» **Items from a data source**
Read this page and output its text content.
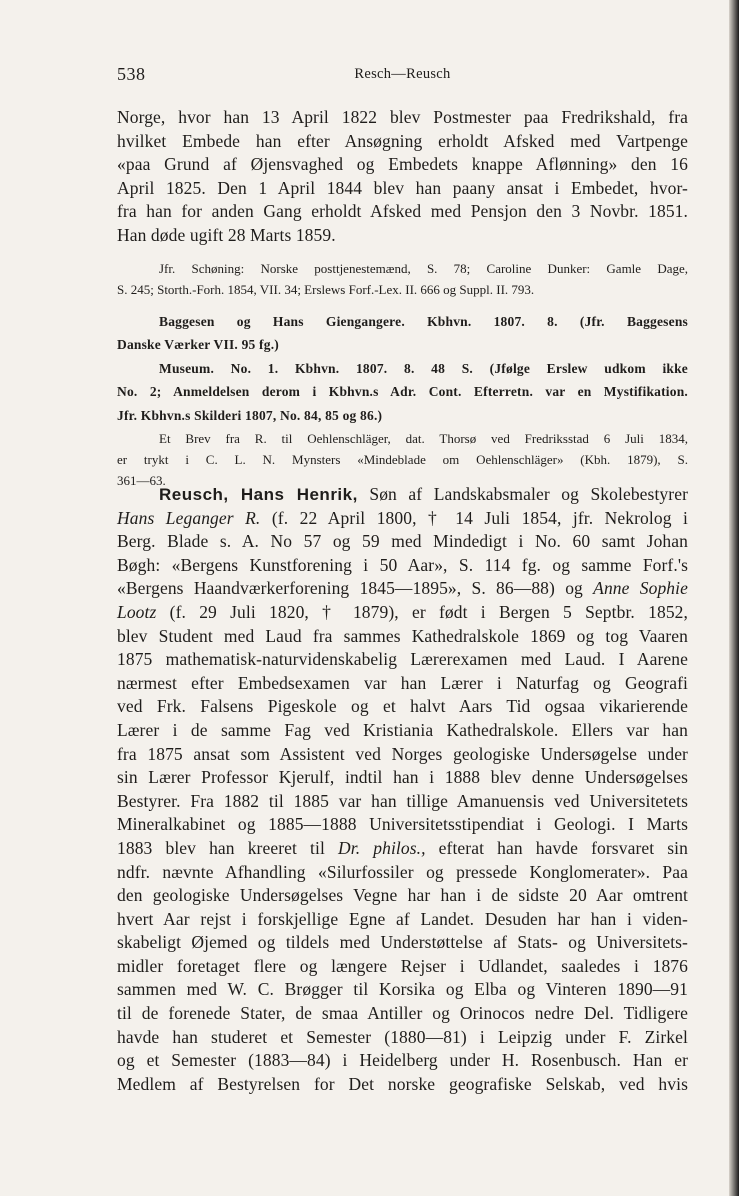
538	Resch—Reusch
Norge, hvor han 13 April 1822 blev Postmester paa Fredrikshald, fra
hvilket Embede han efter Ansøgning erholdt Afsked med Vartpenge
«paa Grund af Øjensvaghed og Embedets knappe Aflønning» den 16
April 1825. Den 1 April 1844 blev han paany ansat i Embedet, hvor-
fra han for anden Gang erholdt Afsked med Pensjon den 3 Novbr. 1851.
Han døde ugift 28 Marts 1859.
Jfr. Schøning: Norske posttjenestemænd, S. 78; Caroline Dunker: Gamle Dage,
S. 245; Storth.-Forh. 1854, VII. 34; Erslews Forf.-Lex. II. 666 og Suppl. II. 793.
Baggesen og Hans Giengangere. Kbhvn. 1807. 8. (Jfr. Baggesens
Danske Værker VII. 95 fg.)
Museum. No. 1. Kbhvn. 1807. 8. 48 S. (Jfølge Erslew udkom ikke
No. 2; Anmeldelsen derom i Kbhvn.s Adr. Cont. Efterretn. var en Mystifikation.
Jfr. Kbhvn.s Skilderi 1807, No. 84, 85 og 86.)
Et Brev fra R. til Oehlenschläger, dat. Thorsø ved Fredriksstad 6 Juli 1834,
er trykt i C. L. N. Mynsters «Mindeblade om Oehlenschläger» (Kbh. 1879), S.
361—63.
Reusch, Hans Henrik, Søn af Landskabsmaler og Skolebestyrer
Hans Leganger R. (f. 22 April 1800, † 14 Juli 1854, jfr. Nekrolog i
Berg. Blade s. A. No 57 og 59 med Mindedigt i No. 60 samt Johan
Bøgh: «Bergens Kunstforening i 50 Aar», S. 114 fg. og samme Forf.'s
«Bergens Haandværkerforening 1845—1895», S. 86—88) og Anne Sophie
Lootz (f. 29 Juli 1820, † 1879), er født i Bergen 5 Septbr. 1852,
blev Student med Laud fra sammes Kathedralskole 1869 og tog Vaaren
1875 mathematisk-naturvidenskabelig Lærerexamen med Laud. I Aarene
nærmest efter Embedsexamen var han Lærer i Naturfag og Geografi
ved Frk. Falsens Pigeskole og et halvt Aars Tid ogsaa vikarierende
Lærer i de samme Fag ved Kristiania Kathedralskole. Ellers var han
fra 1875 ansat som Assistent ved Norges geologiske Undersøgelse under
sin Lærer Professor Kjerulf, indtil han i 1888 blev denne Undersøgelses
Bestyrer. Fra 1882 til 1885 var han tillige Amanuensis ved Universitetets
Mineralkabinet og 1885—1888 Universitetsstipendiat i Geologi. I Marts
1883 blev han kreeret til Dr. philos., efterat han havde forsvaret sin
ndfr. nævnte Afhandling «Silurfossiler og pressede Konglomerater». Paa
den geologiske Undersøgelses Vegne har han i de sidste 20 Aar omtrent
hvert Aar rejst i forskjellige Egne af Landet. Desuden har han i viden-
skabeligt Øjemed og tildels med Understøttelse af Stats- og Universitets-
midler foretaget flere og længere Rejser i Udlandet, saaledes i 1876
sammen med W. C. Brøgger til Korsika og Elba og Vinteren 1890—91
til de forenede Stater, de smaa Antiller og Orinocos nedre Del. Tidligere
havde han studeret et Semester (1880—81) i Leipzig under F. Zirkel
og et Semester (1883—84) i Heidelberg under H. Rosenbusch. Han er
Medlem af Bestyrelsen for Det norske geografiske Selskab, ved hvis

» **Exercise goal**
Every record above should be transcribed exactly; the pictures stay out of the copy.

» **The response**
Read this page and output its text content.
538	Resch—Reusch
Norge, hvor han 13 April 1822 blev Postmester paa Fredrikshald, fra
hvilket Embede han efter Ansøgning erholdt Afsked med Vartpenge
«paa Grund af Øjensvaghed og Embedets knappe Aflønning» den 16
April 1825. Den 1 April 1844 blev han paany ansat i Embedet, hvor-
fra han for anden Gang erholdt Afsked med Pensjon den 3 Novbr. 1851.
Han døde ugift 28 Marts 1859.
Jfr. Schøning: Norske posttjenestemænd, S. 78; Caroline Dunker: Gamle Dage,
S. 245; Storth.-Forh. 1854, VII. 34; Erslews Forf.-Lex. II. 666 og Suppl. II. 793.
Baggesen og Hans Giengangere. Kbhvn. 1807. 8. (Jfr. Baggesens
Danske Værker VII. 95 fg.)
Museum. No. 1. Kbhvn. 1807. 8. 48 S. (Jfølge Erslew udkom ikke
No. 2; Anmeldelsen derom i Kbhvn.s Adr. Cont. Efterretn. var en Mystifikation.
Jfr. Kbhvn.s Skilderi 1807, No. 84, 85 og 86.)
Et Brev fra R. til Oehlenschläger, dat. Thorsø ved Fredriksstad 6 Juli 1834,
er trykt i C. L. N. Mynsters «Mindeblade om Oehlenschläger» (Kbh. 1879), S.
361—63.
Reusch, Hans Henrik, Søn af Landskabsmaler og Skolebestyrer
Hans Leganger R. (f. 22 April 1800, † 14 Juli 1854, jfr. Nekrolog i
Berg. Blade s. A. No 57 og 59 med Mindedigt i No. 60 samt Johan
Bøgh: «Bergens Kunstforening i 50 Aar», S. 114 fg. og samme Forf.'s
«Bergens Haandværkerforening 1845—1895», S. 86—88) og Anne Sophie
Lootz (f. 29 Juli 1820, † 1879), er født i Bergen 5 Septbr. 1852,
blev Student med Laud fra sammes Kathedralskole 1869 og tog Vaaren
1875 mathematisk-naturvidenskabelig Lærerexamen med Laud. I Aarene
nærmest efter Embedsexamen var han Lærer i Naturfag og Geografi
ved Frk. Falsens Pigeskole og et halvt Aars Tid ogsaa vikarierende
Lærer i de samme Fag ved Kristiania Kathedralskole. Ellers var han
fra 1875 ansat som Assistent ved Norges geologiske Undersøgelse under
sin Lærer Professor Kjerulf, indtil han i 1888 blev denne Undersøgelses
Bestyrer. Fra 1882 til 1885 var han tillige Amanuensis ved Universitetets
Mineralkabinet og 1885—1888 Universitetsstipendiat i Geologi. I Marts
1883 blev han kreeret til Dr. philos., efterat han havde forsvaret sin
ndfr. nævnte Afhandling «Silurfossiler og pressede Konglomerater». Paa
den geologiske Undersøgelses Vegne har han i de sidste 20 Aar omtrent
hvert Aar rejst i forskjellige Egne af Landet. Desuden har han i viden-
skabeligt Øjemed og tildels med Understøttelse af Stats- og Universitets-
midler foretaget flere og længere Rejser i Udlandet, saaledes i 1876
sammen med W. C. Brøgger til Korsika og Elba og Vinteren 1890—91
til de forenede Stater, de smaa Antiller og Orinocos nedre Del. Tidligere
havde han studeret et Semester (1880—81) i Leipzig under F. Zirkel
og et Semester (1883—84) i Heidelberg under H. Rosenbusch. Han er
Medlem af Bestyrelsen for Det norske geografiske Selskab, ved hvis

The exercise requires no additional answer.